## Written task
Check each line of the listing below for the string "their", and copy the ones that have it.

[BEGIN]

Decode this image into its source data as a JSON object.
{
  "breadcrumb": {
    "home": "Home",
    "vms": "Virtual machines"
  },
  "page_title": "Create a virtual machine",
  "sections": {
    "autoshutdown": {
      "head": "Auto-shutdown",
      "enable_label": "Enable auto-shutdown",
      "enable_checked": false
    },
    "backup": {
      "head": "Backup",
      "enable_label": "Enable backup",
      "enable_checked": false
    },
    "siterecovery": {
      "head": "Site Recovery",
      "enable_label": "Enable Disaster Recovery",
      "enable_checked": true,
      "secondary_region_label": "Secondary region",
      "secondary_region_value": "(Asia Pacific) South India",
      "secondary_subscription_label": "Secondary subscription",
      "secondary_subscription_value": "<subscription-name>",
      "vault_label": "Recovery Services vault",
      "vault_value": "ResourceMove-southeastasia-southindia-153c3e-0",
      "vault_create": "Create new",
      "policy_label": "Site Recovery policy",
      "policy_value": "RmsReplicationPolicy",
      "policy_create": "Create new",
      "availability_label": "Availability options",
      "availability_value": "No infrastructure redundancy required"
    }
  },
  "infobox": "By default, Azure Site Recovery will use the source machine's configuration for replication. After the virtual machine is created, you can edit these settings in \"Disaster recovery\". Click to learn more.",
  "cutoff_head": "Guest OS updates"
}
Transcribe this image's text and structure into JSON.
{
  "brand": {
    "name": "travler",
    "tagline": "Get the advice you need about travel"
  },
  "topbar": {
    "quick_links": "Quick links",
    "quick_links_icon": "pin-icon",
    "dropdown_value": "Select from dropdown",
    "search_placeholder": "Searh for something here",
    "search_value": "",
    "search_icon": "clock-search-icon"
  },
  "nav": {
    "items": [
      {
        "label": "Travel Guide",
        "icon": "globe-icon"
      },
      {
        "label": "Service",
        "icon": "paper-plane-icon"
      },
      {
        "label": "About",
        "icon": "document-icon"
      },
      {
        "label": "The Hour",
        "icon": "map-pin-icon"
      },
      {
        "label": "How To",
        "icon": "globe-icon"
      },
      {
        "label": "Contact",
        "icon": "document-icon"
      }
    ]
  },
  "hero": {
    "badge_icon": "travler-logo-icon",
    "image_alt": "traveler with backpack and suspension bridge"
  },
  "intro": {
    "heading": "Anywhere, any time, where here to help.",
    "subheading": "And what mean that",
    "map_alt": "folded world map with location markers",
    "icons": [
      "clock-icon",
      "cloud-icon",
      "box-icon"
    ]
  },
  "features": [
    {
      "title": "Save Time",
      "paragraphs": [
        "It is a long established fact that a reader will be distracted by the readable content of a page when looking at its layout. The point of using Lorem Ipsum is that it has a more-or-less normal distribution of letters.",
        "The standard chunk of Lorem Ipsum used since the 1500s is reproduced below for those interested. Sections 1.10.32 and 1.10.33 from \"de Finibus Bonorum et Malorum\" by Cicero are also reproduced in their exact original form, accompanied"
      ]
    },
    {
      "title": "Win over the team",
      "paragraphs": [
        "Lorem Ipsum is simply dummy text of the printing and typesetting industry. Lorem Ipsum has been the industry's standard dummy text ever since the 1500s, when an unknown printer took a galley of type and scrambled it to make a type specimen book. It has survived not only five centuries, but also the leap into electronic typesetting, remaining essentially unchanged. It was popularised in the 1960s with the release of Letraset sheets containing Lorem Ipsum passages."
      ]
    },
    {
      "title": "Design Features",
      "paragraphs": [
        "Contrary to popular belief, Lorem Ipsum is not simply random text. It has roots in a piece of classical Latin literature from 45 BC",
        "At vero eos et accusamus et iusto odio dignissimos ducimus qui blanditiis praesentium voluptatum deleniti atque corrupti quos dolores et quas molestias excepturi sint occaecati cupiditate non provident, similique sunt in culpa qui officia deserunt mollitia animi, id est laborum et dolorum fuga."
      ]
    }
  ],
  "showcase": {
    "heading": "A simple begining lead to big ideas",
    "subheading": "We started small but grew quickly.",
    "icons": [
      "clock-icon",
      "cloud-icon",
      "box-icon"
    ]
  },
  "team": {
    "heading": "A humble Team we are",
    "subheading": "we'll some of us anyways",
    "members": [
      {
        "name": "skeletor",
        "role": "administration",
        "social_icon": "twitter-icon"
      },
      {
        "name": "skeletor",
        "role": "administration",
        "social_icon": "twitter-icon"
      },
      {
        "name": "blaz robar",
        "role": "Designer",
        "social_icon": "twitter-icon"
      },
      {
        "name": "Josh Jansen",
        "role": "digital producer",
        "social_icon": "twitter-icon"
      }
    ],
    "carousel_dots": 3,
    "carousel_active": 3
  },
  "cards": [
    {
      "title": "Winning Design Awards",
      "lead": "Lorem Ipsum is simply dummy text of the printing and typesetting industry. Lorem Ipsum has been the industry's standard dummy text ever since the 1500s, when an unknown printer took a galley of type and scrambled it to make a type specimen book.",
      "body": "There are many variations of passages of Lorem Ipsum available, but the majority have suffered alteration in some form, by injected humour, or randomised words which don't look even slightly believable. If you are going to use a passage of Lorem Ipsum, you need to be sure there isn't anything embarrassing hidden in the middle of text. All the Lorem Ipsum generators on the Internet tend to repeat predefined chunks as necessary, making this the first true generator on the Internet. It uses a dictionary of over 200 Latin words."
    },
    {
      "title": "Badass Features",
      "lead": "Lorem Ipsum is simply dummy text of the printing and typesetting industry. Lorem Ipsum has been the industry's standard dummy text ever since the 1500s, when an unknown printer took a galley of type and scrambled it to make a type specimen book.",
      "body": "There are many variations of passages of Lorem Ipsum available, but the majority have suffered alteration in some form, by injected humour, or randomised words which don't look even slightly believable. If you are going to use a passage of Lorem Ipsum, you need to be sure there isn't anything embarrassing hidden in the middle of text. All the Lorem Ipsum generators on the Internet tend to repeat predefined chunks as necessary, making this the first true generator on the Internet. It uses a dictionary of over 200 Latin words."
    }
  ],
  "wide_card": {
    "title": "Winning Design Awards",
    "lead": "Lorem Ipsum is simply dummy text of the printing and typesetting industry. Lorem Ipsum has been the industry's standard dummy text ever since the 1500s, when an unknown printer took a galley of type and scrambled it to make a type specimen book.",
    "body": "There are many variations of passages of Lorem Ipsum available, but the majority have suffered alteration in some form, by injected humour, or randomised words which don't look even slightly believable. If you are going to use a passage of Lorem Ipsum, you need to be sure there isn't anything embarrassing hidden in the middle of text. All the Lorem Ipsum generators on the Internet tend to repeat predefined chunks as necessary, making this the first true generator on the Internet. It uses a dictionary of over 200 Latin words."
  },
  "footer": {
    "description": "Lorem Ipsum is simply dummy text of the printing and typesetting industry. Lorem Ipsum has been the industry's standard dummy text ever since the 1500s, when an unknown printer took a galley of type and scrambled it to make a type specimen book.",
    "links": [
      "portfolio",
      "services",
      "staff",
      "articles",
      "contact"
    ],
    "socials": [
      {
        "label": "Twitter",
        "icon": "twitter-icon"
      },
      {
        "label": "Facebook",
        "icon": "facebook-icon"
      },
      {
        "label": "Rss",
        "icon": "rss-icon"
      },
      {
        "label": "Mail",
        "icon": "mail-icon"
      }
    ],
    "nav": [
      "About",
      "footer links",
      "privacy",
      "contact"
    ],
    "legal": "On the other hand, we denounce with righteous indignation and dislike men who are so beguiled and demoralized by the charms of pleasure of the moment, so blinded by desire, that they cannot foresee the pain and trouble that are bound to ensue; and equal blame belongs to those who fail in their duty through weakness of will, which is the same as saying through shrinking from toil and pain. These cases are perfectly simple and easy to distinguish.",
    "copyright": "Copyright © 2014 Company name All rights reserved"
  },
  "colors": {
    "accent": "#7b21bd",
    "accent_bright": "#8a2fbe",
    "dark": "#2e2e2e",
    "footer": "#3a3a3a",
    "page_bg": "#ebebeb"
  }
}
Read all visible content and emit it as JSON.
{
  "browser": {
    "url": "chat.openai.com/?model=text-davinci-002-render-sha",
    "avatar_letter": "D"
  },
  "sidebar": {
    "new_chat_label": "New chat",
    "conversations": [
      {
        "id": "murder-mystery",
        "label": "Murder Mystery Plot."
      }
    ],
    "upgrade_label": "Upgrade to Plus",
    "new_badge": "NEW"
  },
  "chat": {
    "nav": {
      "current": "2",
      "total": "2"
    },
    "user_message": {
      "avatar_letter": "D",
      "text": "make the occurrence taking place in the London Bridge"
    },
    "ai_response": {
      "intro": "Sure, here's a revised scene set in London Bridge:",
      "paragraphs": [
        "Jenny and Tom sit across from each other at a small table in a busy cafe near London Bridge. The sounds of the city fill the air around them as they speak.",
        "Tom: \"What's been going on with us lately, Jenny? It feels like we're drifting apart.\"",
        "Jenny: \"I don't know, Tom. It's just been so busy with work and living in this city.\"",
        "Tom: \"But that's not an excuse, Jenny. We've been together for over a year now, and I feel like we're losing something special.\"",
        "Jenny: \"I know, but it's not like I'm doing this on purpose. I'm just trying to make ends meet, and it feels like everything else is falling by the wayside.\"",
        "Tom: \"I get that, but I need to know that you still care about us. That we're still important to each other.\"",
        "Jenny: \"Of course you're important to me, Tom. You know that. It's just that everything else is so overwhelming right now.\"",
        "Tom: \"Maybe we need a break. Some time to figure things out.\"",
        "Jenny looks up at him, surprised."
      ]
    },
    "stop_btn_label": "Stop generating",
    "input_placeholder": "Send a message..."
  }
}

[END]

## Task solution
        "The standard chunk of Lorem Ipsum used since the 1500s is reproduced below for those interested. Sections 1.10.32 and 1.10.33 from \"de Finibus Bonorum et Malorum\" by Cicero are also reproduced in their exact original form, accompanied"
    "legal": "On the other hand, we denounce with righteous indignation and dislike men who are so beguiled and demoralized by the charms of pleasure of the moment, so blinded by desire, that they cannot foresee the pain and trouble that are bound to ensue; and equal blame belongs to those who fail in their duty through weakness of will, which is the same as saying through shrinking from toil and pain. These cases are perfectly simple and easy to distinguish.",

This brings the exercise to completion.